WHAT YOU HAVE TO DO –
Transcribe the listing below word for word.

TASK INPUT –
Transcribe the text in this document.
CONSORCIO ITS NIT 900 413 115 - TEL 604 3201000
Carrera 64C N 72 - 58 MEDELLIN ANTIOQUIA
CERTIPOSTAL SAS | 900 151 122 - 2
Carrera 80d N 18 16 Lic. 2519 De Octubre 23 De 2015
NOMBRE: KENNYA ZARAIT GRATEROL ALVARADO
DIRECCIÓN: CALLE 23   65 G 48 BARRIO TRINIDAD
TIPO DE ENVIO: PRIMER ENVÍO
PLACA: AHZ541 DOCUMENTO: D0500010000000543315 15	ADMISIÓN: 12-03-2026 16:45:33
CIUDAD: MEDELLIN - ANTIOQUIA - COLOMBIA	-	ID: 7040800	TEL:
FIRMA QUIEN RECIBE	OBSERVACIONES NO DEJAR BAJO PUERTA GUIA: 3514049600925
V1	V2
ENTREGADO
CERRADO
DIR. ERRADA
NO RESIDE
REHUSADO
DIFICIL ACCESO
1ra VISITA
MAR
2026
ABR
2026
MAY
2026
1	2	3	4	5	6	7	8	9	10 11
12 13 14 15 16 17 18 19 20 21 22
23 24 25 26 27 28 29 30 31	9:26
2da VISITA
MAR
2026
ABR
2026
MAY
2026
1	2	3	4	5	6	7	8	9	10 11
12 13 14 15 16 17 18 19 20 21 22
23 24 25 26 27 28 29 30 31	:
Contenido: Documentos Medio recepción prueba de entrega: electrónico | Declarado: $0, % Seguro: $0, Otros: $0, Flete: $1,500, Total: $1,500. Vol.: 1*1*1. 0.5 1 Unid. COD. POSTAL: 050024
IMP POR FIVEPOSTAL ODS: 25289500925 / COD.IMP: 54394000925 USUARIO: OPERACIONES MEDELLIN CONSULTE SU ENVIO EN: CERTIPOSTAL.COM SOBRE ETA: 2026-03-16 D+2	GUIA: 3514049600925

THE OUTPUT –
Transcribe the text in this document.
CONSORCIO ITS NIT 900 413 115 - TEL 604 3201000
Carrera 64C N 72 - 58 MEDELLIN ANTIOQUIA
CERTIPOSTAL SAS | 900 151 122 - 2
Carrera 80d N 18 16 Lic. 2519 De Octubre 23 De 2015
NOMBRE: KENNYA ZARAIT GRATEROL ALVARADO
DIRECCIÓN: CALLE 23   65 G 48 BARRIO TRINIDAD
TIPO DE ENVIO: PRIMER ENVÍO
PLACA: AHZ541 DOCUMENTO: D0500010000000543315 15	ADMISIÓN: 12-03-2026 16:45:33
CIUDAD: MEDELLIN - ANTIOQUIA - COLOMBIA	-	ID: 7040800	TEL:
FIRMA QUIEN RECIBE	OBSERVACIONES NO DEJAR BAJO PUERTA GUIA: 3514049600925
V1	V2
ENTREGADO
CERRADO
DIR. ERRADA
NO RESIDE
REHUSADO
DIFICIL ACCESO
1ra VISITA
MAR
2026
ABR
2026
MAY
2026
1	2	3	4	5	6	7	8	9	10 11
12 13 14 15 16 17 18 19 20 21 22
23 24 25 26 27 28 29 30 31	9:26
2da VISITA
MAR
2026
ABR
2026
MAY
2026
1	2	3	4	5	6	7	8	9	10 11
12 13 14 15 16 17 18 19 20 21 22
23 24 25 26 27 28 29 30 31	:
Contenido: Documentos Medio recepción prueba de entrega: electrónico | Declarado: $0, % Seguro: $0, Otros: $0, Flete: $1,500, Total: $1,500. Vol.: 1*1*1. 0.5 1 Unid. COD. POSTAL: 050024
IMP POR FIVEPOSTAL ODS: 25289500925 / COD.IMP: 54394000925 USUARIO: OPERACIONES MEDELLIN CONSULTE SU ENVIO EN: CERTIPOSTAL.COM SOBRE ETA: 2026-03-16 D+2	GUIA: 3514049600925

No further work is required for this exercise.